[Given task]
Images do not belong in the copy. Retype all the entries below exactly.

□ □ □ □

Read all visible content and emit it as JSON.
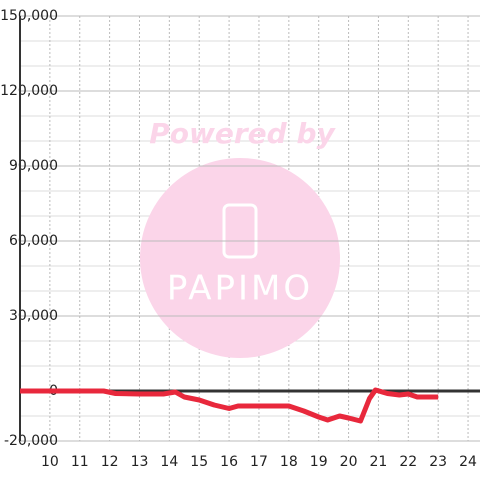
{
  "chart_data": {
    "type": "line",
    "watermark": [
      "Powered by",
      "PAPIMO"
    ],
    "x": [
      9,
      10,
      11,
      11.8,
      12.2,
      13,
      13.8,
      14.2,
      14.5,
      15,
      15.5,
      16,
      16.3,
      17,
      18,
      18.5,
      19,
      19.3,
      19.7,
      20,
      20.4,
      20.7,
      20.9,
      21.3,
      21.7,
      22,
      22.3,
      23
    ],
    "series": [
      {
        "color": "#e8283c",
        "values": [
          0,
          0,
          0,
          0,
          -1000,
          -1200,
          -1200,
          -400,
          -2400,
          -3600,
          -5600,
          -7000,
          -6000,
          -6000,
          -6000,
          -8000,
          -10400,
          -11600,
          -10000,
          -10800,
          -12000,
          -3000,
          400,
          -1000,
          -1600,
          -1200,
          -2400,
          -2400
        ]
      }
    ],
    "xlim": [
      9,
      24.4
    ],
    "xticks": [
      10,
      11,
      12,
      13,
      14,
      15,
      16,
      17,
      18,
      19,
      20,
      21,
      22,
      23,
      24
    ],
    "ylim": [
      -20000,
      150000
    ],
    "yticks": [
      {
        "value": -20000,
        "label": "-20,000"
      },
      0,
      {
        "value": 30000,
        "label": "30,000"
      },
      {
        "value": 60000,
        "label": "60,000"
      },
      {
        "value": 90000,
        "label": "90,000"
      },
      {
        "value": 120000,
        "label": "120,000"
      },
      {
        "value": 150000,
        "label": "150,000"
      }
    ],
    "y_minor_ticks": [
      -10000,
      10000,
      20000,
      40000,
      50000,
      70000,
      80000,
      100000,
      110000,
      130000,
      140000
    ],
    "grid": true
  }
}
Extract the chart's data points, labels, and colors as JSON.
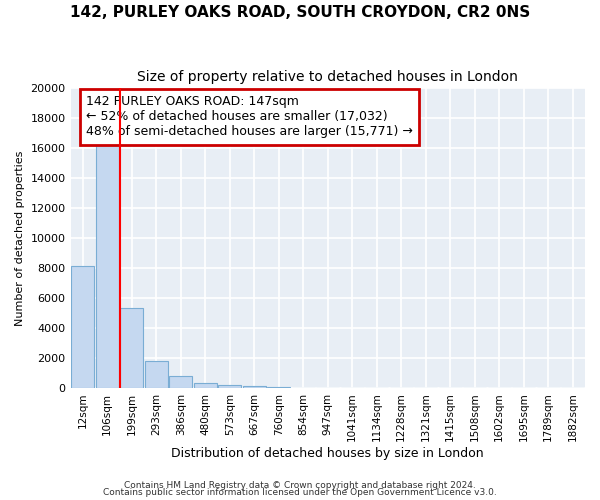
{
  "title1": "142, PURLEY OAKS ROAD, SOUTH CROYDON, CR2 0NS",
  "title2": "Size of property relative to detached houses in London",
  "xlabel": "Distribution of detached houses by size in London",
  "ylabel": "Number of detached properties",
  "bar_labels": [
    "12sqm",
    "106sqm",
    "199sqm",
    "293sqm",
    "386sqm",
    "480sqm",
    "573sqm",
    "667sqm",
    "760sqm",
    "854sqm",
    "947sqm",
    "1041sqm",
    "1134sqm",
    "1228sqm",
    "1321sqm",
    "1415sqm",
    "1508sqm",
    "1602sqm",
    "1695sqm",
    "1789sqm",
    "1882sqm"
  ],
  "bar_values": [
    8100,
    16500,
    5300,
    1800,
    780,
    290,
    200,
    100,
    50,
    0,
    0,
    0,
    0,
    0,
    0,
    0,
    0,
    0,
    0,
    0,
    0
  ],
  "bar_color": "#c5d8f0",
  "bar_edgecolor": "#7aadd4",
  "red_line_x": 1.5,
  "annotation_text": "142 PURLEY OAKS ROAD: 147sqm\n← 52% of detached houses are smaller (17,032)\n48% of semi-detached houses are larger (15,771) →",
  "annotation_box_color": "#ffffff",
  "annotation_border_color": "#cc0000",
  "ylim": [
    0,
    20000
  ],
  "yticks": [
    0,
    2000,
    4000,
    6000,
    8000,
    10000,
    12000,
    14000,
    16000,
    18000,
    20000
  ],
  "footnote1": "Contains HM Land Registry data © Crown copyright and database right 2024.",
  "footnote2": "Contains public sector information licensed under the Open Government Licence v3.0.",
  "fig_bg_color": "#ffffff",
  "plot_bg_color": "#e8eef5",
  "grid_color": "#ffffff",
  "title1_fontsize": 11,
  "title2_fontsize": 10,
  "xlabel_fontsize": 9,
  "ylabel_fontsize": 8,
  "annotation_fontsize": 9
}
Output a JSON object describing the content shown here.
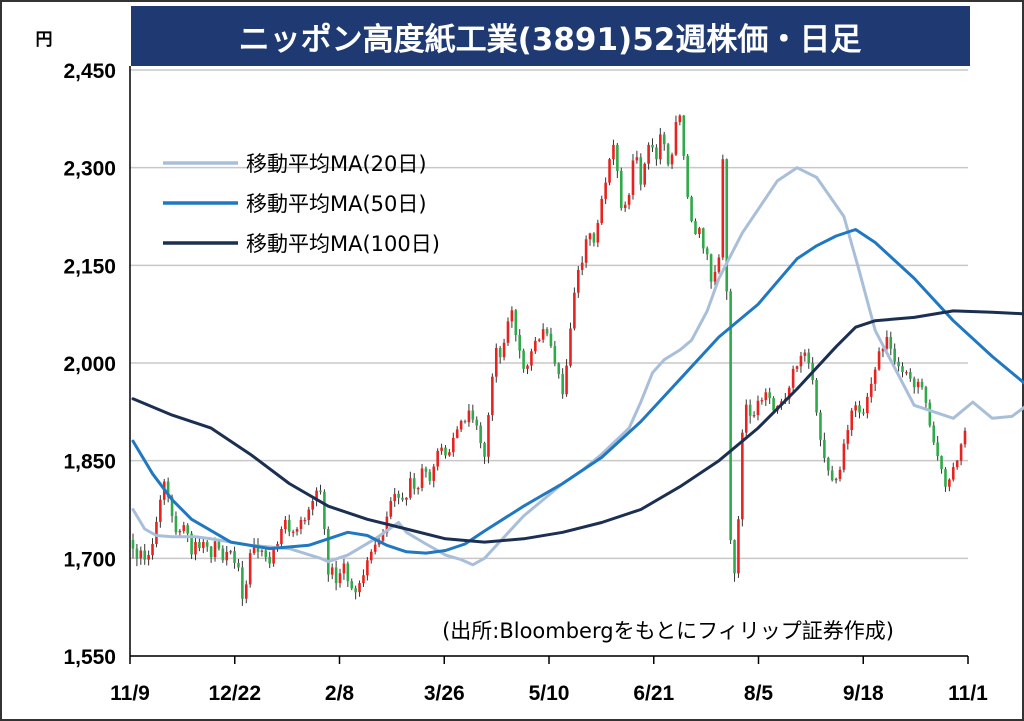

□ □ □ □

[Finished task]
Read all visible content and emit it as JSON.
{
  "chart_data": {
    "type": "line",
    "watermark": [
      "Powered by",
      "PAPIMO"
    ],
    "x": [
      9,
      10,
      11,
      11.8,
      12.2,
      13,
      13.8,
      14.2,
      14.5,
      15,
      15.5,
      16,
      16.3,
      17,
      18,
      18.5,
      19,
      19.3,
      19.7,
      20,
      20.4,
      20.7,
      20.9,
      21.3,
      21.7,
      22,
      22.3,
      23
    ],
    "series": [
      {
        "color": "#e8283c",
        "values": [
          0,
          0,
          0,
          0,
          -1000,
          -1200,
          -1200,
          -400,
          -2400,
          -3600,
          -5600,
          -7000,
          -6000,
          -6000,
          -6000,
          -8000,
          -10400,
          -11600,
          -10000,
          -10800,
          -12000,
          -3000,
          400,
          -1000,
          -1600,
          -1200,
          -2400,
          -2400
        ]
      }
    ],
    "xlim": [
      9,
      24.4
    ],
    "xticks": [
      10,
      11,
      12,
      13,
      14,
      15,
      16,
      17,
      18,
      19,
      20,
      21,
      22,
      23,
      24
    ],
    "ylim": [
      -20000,
      150000
    ],
    "yticks": [
      {
        "value": -20000,
        "label": "-20,000"
      },
      0,
      {
        "value": 30000,
        "label": "30,000"
      },
      {
        "value": 60000,
        "label": "60,000"
      },
      {
        "value": 90000,
        "label": "90,000"
      },
      {
        "value": 120000,
        "label": "120,000"
      },
      {
        "value": 150000,
        "label": "150,000"
      }
    ],
    "y_minor_ticks": [
      -10000,
      10000,
      20000,
      40000,
      50000,
      70000,
      80000,
      100000,
      110000,
      130000,
      140000
    ],
    "grid": true
  }
}
Extract the chart's data points, labels, and colors as JSON.
{
  "title1": "142, PURLEY OAKS ROAD, SOUTH CROYDON, CR2 0NS",
  "title2": "Size of property relative to detached houses in London",
  "xlabel": "Distribution of detached houses by size in London",
  "ylabel": "Number of detached properties",
  "bar_labels": [
    "12sqm",
    "106sqm",
    "199sqm",
    "293sqm",
    "386sqm",
    "480sqm",
    "573sqm",
    "667sqm",
    "760sqm",
    "854sqm",
    "947sqm",
    "1041sqm",
    "1134sqm",
    "1228sqm",
    "1321sqm",
    "1415sqm",
    "1508sqm",
    "1602sqm",
    "1695sqm",
    "1789sqm",
    "1882sqm"
  ],
  "bar_values": [
    8100,
    16500,
    5300,
    1800,
    780,
    290,
    200,
    100,
    50,
    0,
    0,
    0,
    0,
    0,
    0,
    0,
    0,
    0,
    0,
    0,
    0
  ],
  "bar_color": "#c5d8f0",
  "bar_edgecolor": "#7aadd4",
  "red_line_x": 1.5,
  "annotation_text": "142 PURLEY OAKS ROAD: 147sqm\n← 52% of detached houses are smaller (17,032)\n48% of semi-detached houses are larger (15,771) →",
  "annotation_box_color": "#ffffff",
  "annotation_border_color": "#cc0000",
  "ylim": [
    0,
    20000
  ],
  "yticks": [
    0,
    2000,
    4000,
    6000,
    8000,
    10000,
    12000,
    14000,
    16000,
    18000,
    20000
  ],
  "footnote1": "Contains HM Land Registry data © Crown copyright and database right 2024.",
  "footnote2": "Contains public sector information licensed under the Open Government Licence v3.0.",
  "fig_bg_color": "#ffffff",
  "plot_bg_color": "#e8eef5",
  "grid_color": "#ffffff",
  "title1_fontsize": 11,
  "title2_fontsize": 10,
  "xlabel_fontsize": 9,
  "ylabel_fontsize": 8,
  "annotation_fontsize": 9
}
Output a JSON object describing the content shown here.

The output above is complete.